◆ Stated goal
Below is a set of records; restate each one word for word.

◆ Recorded information
(begin)
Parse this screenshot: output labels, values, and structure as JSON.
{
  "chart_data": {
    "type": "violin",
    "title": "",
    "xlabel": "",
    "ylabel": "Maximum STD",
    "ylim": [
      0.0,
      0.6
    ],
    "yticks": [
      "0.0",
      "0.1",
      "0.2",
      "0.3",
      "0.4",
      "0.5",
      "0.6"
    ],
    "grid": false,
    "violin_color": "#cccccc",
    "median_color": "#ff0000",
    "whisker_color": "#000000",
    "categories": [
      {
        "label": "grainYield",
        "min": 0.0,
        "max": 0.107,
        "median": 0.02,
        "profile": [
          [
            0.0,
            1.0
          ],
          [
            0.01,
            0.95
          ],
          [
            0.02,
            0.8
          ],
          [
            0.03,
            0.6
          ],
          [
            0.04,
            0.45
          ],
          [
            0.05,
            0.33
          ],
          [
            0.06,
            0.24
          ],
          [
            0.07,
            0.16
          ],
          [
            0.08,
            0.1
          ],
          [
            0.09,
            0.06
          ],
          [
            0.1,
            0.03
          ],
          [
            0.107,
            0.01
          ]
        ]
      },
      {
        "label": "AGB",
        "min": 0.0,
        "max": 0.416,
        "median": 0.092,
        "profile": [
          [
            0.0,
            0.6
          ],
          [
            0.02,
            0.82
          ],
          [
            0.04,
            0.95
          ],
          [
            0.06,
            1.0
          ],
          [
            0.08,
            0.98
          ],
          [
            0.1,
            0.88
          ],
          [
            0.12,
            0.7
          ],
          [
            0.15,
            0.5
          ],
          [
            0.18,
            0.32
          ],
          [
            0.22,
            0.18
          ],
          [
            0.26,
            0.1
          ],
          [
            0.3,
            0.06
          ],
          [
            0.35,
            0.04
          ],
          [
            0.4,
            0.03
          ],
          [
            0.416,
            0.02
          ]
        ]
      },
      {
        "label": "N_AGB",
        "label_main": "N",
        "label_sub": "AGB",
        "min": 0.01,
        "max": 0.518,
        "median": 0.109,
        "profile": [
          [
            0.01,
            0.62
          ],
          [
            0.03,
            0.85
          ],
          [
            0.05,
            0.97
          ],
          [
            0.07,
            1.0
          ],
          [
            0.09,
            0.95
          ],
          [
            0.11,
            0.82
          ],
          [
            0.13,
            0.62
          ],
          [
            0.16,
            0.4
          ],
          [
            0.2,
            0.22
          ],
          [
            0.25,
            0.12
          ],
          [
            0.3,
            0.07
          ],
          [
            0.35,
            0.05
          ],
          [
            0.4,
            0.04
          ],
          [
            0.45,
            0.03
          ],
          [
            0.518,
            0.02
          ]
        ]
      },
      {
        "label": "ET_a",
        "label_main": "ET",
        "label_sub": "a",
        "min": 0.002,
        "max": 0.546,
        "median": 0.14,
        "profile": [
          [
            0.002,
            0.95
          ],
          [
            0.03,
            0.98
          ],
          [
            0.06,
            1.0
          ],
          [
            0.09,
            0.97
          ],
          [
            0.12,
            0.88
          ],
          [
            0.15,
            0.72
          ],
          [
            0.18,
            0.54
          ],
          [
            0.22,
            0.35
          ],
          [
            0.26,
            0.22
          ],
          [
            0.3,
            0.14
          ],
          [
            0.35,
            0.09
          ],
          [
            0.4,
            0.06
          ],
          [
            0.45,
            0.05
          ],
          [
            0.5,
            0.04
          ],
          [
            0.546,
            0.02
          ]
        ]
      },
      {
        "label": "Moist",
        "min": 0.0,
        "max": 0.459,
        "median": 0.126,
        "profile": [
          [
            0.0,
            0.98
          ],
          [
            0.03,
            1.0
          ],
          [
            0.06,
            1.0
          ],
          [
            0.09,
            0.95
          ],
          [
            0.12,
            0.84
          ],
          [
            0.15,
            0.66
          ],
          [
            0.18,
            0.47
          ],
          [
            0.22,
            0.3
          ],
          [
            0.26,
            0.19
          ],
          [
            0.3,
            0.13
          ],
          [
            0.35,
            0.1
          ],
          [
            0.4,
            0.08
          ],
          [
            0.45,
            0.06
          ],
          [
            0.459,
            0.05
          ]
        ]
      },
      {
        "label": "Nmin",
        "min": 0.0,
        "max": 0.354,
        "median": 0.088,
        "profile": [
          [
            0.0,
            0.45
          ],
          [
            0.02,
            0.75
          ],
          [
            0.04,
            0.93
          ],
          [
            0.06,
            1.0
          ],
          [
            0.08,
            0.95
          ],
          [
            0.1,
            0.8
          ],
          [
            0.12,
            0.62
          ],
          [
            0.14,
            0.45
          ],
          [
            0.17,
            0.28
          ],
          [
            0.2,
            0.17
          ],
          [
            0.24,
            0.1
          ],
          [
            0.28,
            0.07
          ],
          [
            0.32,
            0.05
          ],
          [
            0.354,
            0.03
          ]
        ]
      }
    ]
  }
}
(end)
◆ Expected output
Parse this screenshot: output labels, values, and structure as JSON.
{
  "chart_data": {
    "type": "violin",
    "title": "",
    "xlabel": "",
    "ylabel": "Maximum STD",
    "ylim": [
      0.0,
      0.6
    ],
    "yticks": [
      "0.0",
      "0.1",
      "0.2",
      "0.3",
      "0.4",
      "0.5",
      "0.6"
    ],
    "grid": false,
    "violin_color": "#cccccc",
    "median_color": "#ff0000",
    "whisker_color": "#000000",
    "categories": [
      {
        "label": "grainYield",
        "min": 0.0,
        "max": 0.107,
        "median": 0.02,
        "profile": [
          [
            0.0,
            1.0
          ],
          [
            0.01,
            0.95
          ],
          [
            0.02,
            0.8
          ],
          [
            0.03,
            0.6
          ],
          [
            0.04,
            0.45
          ],
          [
            0.05,
            0.33
          ],
          [
            0.06,
            0.24
          ],
          [
            0.07,
            0.16
          ],
          [
            0.08,
            0.1
          ],
          [
            0.09,
            0.06
          ],
          [
            0.1,
            0.03
          ],
          [
            0.107,
            0.01
          ]
        ]
      },
      {
        "label": "AGB",
        "min": 0.0,
        "max": 0.416,
        "median": 0.092,
        "profile": [
          [
            0.0,
            0.6
          ],
          [
            0.02,
            0.82
          ],
          [
            0.04,
            0.95
          ],
          [
            0.06,
            1.0
          ],
          [
            0.08,
            0.98
          ],
          [
            0.1,
            0.88
          ],
          [
            0.12,
            0.7
          ],
          [
            0.15,
            0.5
          ],
          [
            0.18,
            0.32
          ],
          [
            0.22,
            0.18
          ],
          [
            0.26,
            0.1
          ],
          [
            0.3,
            0.06
          ],
          [
            0.35,
            0.04
          ],
          [
            0.4,
            0.03
          ],
          [
            0.416,
            0.02
          ]
        ]
      },
      {
        "label": "N_AGB",
        "label_main": "N",
        "label_sub": "AGB",
        "min": 0.01,
        "max": 0.518,
        "median": 0.109,
        "profile": [
          [
            0.01,
            0.62
          ],
          [
            0.03,
            0.85
          ],
          [
            0.05,
            0.97
          ],
          [
            0.07,
            1.0
          ],
          [
            0.09,
            0.95
          ],
          [
            0.11,
            0.82
          ],
          [
            0.13,
            0.62
          ],
          [
            0.16,
            0.4
          ],
          [
            0.2,
            0.22
          ],
          [
            0.25,
            0.12
          ],
          [
            0.3,
            0.07
          ],
          [
            0.35,
            0.05
          ],
          [
            0.4,
            0.04
          ],
          [
            0.45,
            0.03
          ],
          [
            0.518,
            0.02
          ]
        ]
      },
      {
        "label": "ET_a",
        "label_main": "ET",
        "label_sub": "a",
        "min": 0.002,
        "max": 0.546,
        "median": 0.14,
        "profile": [
          [
            0.002,
            0.95
          ],
          [
            0.03,
            0.98
          ],
          [
            0.06,
            1.0
          ],
          [
            0.09,
            0.97
          ],
          [
            0.12,
            0.88
          ],
          [
            0.15,
            0.72
          ],
          [
            0.18,
            0.54
          ],
          [
            0.22,
            0.35
          ],
          [
            0.26,
            0.22
          ],
          [
            0.3,
            0.14
          ],
          [
            0.35,
            0.09
          ],
          [
            0.4,
            0.06
          ],
          [
            0.45,
            0.05
          ],
          [
            0.5,
            0.04
          ],
          [
            0.546,
            0.02
          ]
        ]
      },
      {
        "label": "Moist",
        "min": 0.0,
        "max": 0.459,
        "median": 0.126,
        "profile": [
          [
            0.0,
            0.98
          ],
          [
            0.03,
            1.0
          ],
          [
            0.06,
            1.0
          ],
          [
            0.09,
            0.95
          ],
          [
            0.12,
            0.84
          ],
          [
            0.15,
            0.66
          ],
          [
            0.18,
            0.47
          ],
          [
            0.22,
            0.3
          ],
          [
            0.26,
            0.19
          ],
          [
            0.3,
            0.13
          ],
          [
            0.35,
            0.1
          ],
          [
            0.4,
            0.08
          ],
          [
            0.45,
            0.06
          ],
          [
            0.459,
            0.05
          ]
        ]
      },
      {
        "label": "Nmin",
        "min": 0.0,
        "max": 0.354,
        "median": 0.088,
        "profile": [
          [
            0.0,
            0.45
          ],
          [
            0.02,
            0.75
          ],
          [
            0.04,
            0.93
          ],
          [
            0.06,
            1.0
          ],
          [
            0.08,
            0.95
          ],
          [
            0.1,
            0.8
          ],
          [
            0.12,
            0.62
          ],
          [
            0.14,
            0.45
          ],
          [
            0.17,
            0.28
          ],
          [
            0.2,
            0.17
          ],
          [
            0.24,
            0.1
          ],
          [
            0.28,
            0.07
          ],
          [
            0.32,
            0.05
          ],
          [
            0.354,
            0.03
          ]
        ]
      }
    ]
  }
}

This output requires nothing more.